How many lines in the records below contain the word "already"? Give only the number.

DATA SECTION:
■ ■ ■ ■
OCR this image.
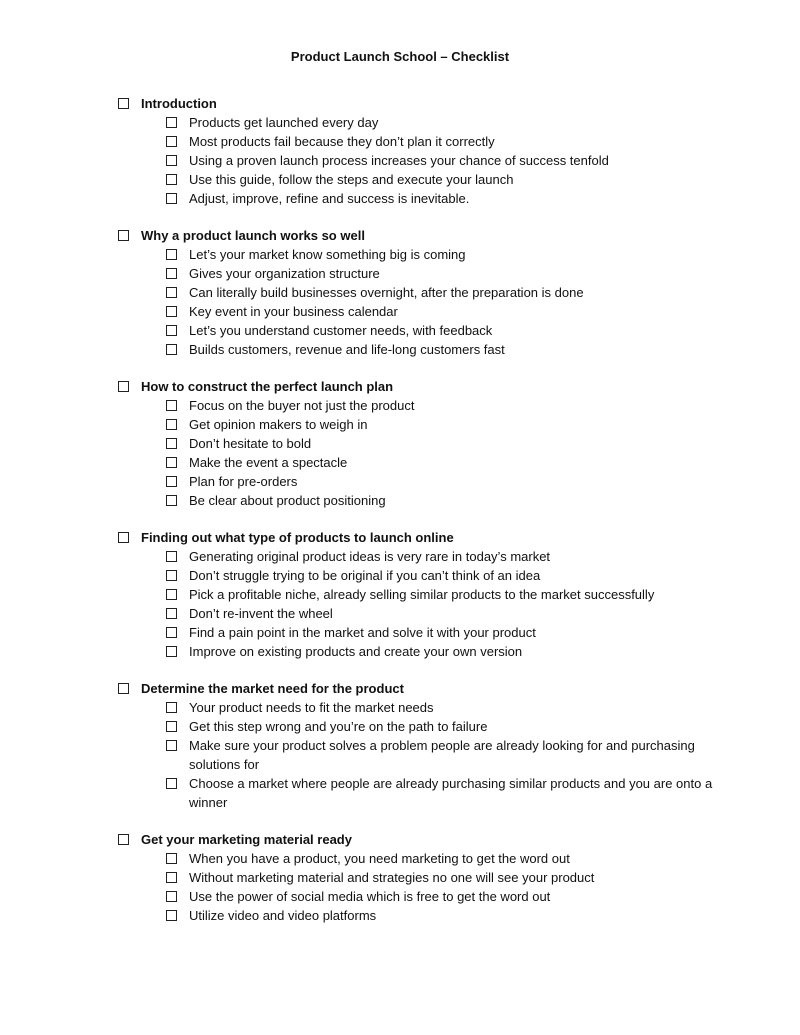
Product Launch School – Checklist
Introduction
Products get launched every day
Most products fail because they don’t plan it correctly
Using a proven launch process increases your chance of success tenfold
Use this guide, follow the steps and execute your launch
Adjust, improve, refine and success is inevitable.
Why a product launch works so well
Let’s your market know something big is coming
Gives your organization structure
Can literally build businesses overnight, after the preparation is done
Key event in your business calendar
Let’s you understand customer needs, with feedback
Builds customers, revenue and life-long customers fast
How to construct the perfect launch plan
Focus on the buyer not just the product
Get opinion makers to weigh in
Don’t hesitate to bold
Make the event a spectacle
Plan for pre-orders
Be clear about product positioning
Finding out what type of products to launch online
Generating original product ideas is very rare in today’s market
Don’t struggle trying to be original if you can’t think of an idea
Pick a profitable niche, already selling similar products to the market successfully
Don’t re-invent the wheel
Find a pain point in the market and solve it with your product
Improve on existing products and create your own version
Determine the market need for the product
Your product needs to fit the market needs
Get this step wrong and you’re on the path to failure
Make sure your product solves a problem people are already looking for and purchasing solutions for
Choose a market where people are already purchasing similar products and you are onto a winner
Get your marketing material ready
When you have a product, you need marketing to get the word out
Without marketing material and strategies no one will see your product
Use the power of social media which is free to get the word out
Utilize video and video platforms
■ ■ ■ ■
FINISHED EXERCISE:
3